— BEGIN Document section —
On the basis of GAO's analysis of a representative sample of 131 alien sex offenders under U.S. Immigration and Customs Enforcement (ICE) supervision, GAO estimates that as of September 2012, 72 percent of alien sex offenders were registered, 22 percent were not required to register, and 5 percent did not register but should have. According to officials, offenders were not required to register for various reasons, such as the offense not requiring registration in some states. Of the 6 offenders in GAO's sample that should have registered, officials from ICE's Enforcement and Removal Operations (ICE-ERO) field offices informed 4 of their registration requirements. However, officials at some of these field offices identified several reasons why they did not ensure that these offenders actually registered. For example, the offender may have moved and no longer resided in the area of responsibility for that particular field office. ICE had not informed the remaining 2 offenders of their registration requirements.
— END Document section —
— BEGIN Dataset excerpts —
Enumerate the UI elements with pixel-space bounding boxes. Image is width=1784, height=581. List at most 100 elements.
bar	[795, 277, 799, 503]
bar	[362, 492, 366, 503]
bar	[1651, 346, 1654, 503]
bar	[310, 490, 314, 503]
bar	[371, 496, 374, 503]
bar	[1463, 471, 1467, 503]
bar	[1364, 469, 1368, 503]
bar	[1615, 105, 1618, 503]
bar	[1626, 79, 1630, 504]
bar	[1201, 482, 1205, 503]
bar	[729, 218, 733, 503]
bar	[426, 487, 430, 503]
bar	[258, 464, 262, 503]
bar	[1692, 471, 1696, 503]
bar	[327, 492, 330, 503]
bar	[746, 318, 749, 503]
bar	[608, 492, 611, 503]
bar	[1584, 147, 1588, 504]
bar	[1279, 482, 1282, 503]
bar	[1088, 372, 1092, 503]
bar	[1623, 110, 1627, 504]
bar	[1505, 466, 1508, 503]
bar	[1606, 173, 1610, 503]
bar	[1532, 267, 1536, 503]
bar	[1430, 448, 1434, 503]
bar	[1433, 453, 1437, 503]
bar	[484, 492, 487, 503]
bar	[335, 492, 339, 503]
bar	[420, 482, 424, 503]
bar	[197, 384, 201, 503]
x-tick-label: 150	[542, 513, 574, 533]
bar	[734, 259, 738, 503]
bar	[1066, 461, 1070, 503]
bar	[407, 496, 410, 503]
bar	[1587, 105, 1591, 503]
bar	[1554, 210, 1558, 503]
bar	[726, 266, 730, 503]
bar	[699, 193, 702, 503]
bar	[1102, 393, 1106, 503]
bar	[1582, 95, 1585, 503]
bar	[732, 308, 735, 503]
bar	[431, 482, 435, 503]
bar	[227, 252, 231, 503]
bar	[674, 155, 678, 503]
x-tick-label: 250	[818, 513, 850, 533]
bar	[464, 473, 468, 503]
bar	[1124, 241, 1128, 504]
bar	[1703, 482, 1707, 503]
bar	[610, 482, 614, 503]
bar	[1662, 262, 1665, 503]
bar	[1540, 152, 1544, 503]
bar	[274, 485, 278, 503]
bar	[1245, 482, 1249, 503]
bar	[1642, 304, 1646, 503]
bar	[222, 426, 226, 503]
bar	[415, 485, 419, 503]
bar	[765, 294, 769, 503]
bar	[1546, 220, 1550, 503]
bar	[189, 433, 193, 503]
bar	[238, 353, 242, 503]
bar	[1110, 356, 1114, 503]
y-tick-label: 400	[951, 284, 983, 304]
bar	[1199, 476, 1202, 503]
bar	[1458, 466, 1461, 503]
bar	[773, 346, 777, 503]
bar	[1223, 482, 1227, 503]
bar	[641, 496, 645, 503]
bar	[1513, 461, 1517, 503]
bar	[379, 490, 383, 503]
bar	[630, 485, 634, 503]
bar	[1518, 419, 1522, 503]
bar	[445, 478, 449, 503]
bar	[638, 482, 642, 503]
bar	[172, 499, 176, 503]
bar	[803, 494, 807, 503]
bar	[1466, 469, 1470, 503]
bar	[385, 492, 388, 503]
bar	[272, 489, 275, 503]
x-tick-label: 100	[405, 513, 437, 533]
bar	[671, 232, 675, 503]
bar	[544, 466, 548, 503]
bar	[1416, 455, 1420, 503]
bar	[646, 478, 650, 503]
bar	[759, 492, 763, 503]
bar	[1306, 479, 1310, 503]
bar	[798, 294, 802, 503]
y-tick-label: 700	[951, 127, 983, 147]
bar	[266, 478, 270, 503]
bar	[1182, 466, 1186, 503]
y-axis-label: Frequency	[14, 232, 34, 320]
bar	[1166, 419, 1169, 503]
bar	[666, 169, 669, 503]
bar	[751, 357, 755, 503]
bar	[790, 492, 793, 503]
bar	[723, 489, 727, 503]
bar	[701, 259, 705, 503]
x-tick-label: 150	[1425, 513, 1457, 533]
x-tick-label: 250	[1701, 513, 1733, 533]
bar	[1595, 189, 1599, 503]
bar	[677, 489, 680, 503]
— END Dataset excerpts —
— BEGIN Dataset excerpts —
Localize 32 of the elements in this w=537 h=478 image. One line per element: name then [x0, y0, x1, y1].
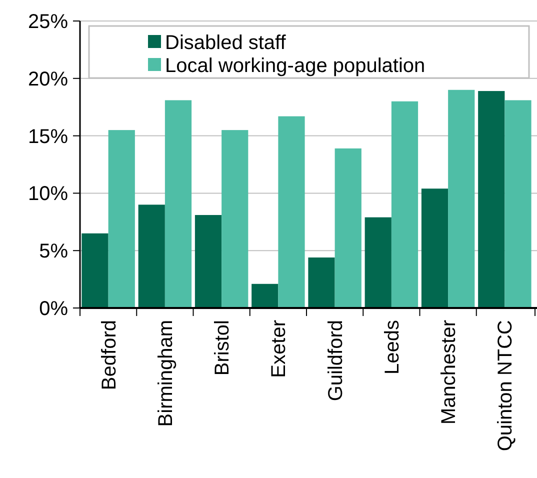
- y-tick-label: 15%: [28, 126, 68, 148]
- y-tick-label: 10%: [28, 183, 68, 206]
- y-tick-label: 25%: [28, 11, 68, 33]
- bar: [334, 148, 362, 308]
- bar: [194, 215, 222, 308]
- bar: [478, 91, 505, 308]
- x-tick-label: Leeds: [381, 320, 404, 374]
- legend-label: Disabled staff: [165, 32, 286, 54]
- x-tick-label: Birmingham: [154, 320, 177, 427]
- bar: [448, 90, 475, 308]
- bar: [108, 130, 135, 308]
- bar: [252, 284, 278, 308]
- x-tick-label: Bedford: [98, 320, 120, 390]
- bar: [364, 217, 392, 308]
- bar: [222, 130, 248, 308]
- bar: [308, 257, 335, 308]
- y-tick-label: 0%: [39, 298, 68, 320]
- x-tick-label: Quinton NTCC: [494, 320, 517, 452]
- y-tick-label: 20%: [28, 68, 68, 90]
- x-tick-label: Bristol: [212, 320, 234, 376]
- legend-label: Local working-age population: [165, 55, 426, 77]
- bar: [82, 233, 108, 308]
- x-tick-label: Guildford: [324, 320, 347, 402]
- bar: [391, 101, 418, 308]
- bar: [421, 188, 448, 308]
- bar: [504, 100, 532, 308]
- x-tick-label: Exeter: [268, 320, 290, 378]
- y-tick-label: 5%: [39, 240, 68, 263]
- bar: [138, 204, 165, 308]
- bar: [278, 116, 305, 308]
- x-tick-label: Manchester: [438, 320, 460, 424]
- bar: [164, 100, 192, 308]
— END Dataset excerpts —
Set problem 1 — In the passage on alien sex offender registration, what percentage of alien sex offenders under ICE supervision did GAO estimate were registered as of September 2012?
Set problem 2 — Extend the passage on alien sex offender registration beyond its final sentence.

Exercise response 1 — 72 percent

Exercise response 2 —
Alien sex offenders are not consistently informed of potential registration requirements, and relevant jurisdiction officials--that is, state, territorial, and tribal sex offender registry and law enforcement officials--are not consistently notified when an offender is removed from the country or released. The Sex Offender Registration and Notification Act of 2006 (SORNA) and other federal laws identify when sex offenders and relevant jurisdiction officials should be notified. However, the agencies that have these notification responsibilities are limited in their ability to provide information to and about alien sex offenders, in part because they do not know when ICE-ERO will release or remove these offenders. ICE-ERO has a procedure in place to inform alien sex offenders who are being removed about potential registration requirements, but not alien sex offenders who are being released into the community under supervision, primarily because ICE-ERO is uncertain whether it has a responsibility to do so. ICE-ERO also does not consistently notify relevant jurisdiction officials when an alien sex offender is removed or released under supervision, for similar reasons. However, officials from the Department of Justice's Sex Offender Sentencing, Monitoring, Apprehending, Registering, and Tracking (SMART) Office said that state correctional facilities, in the interest of public safety, have notification processes in place, even though sometimes not required to do so. ICE-ERO is reviewing options for informing alien sex offenders under supervision about their potential registration requirements and notifying jurisdictions when alien sex offenders are released under supervision, but has not established a deadline for completing its review, which is inconsistent with project management standards. Without a deadline, it will be difficult to hold ICE-ERO accountable for providing these notifications. Further, ICE-ERO does not plan to notify relevant jurisdictions when an alien sex offender is removed. Providing such notification could help jurisdictions ensure public safety and avoid unnecessarily spending resources trying to locate the offender.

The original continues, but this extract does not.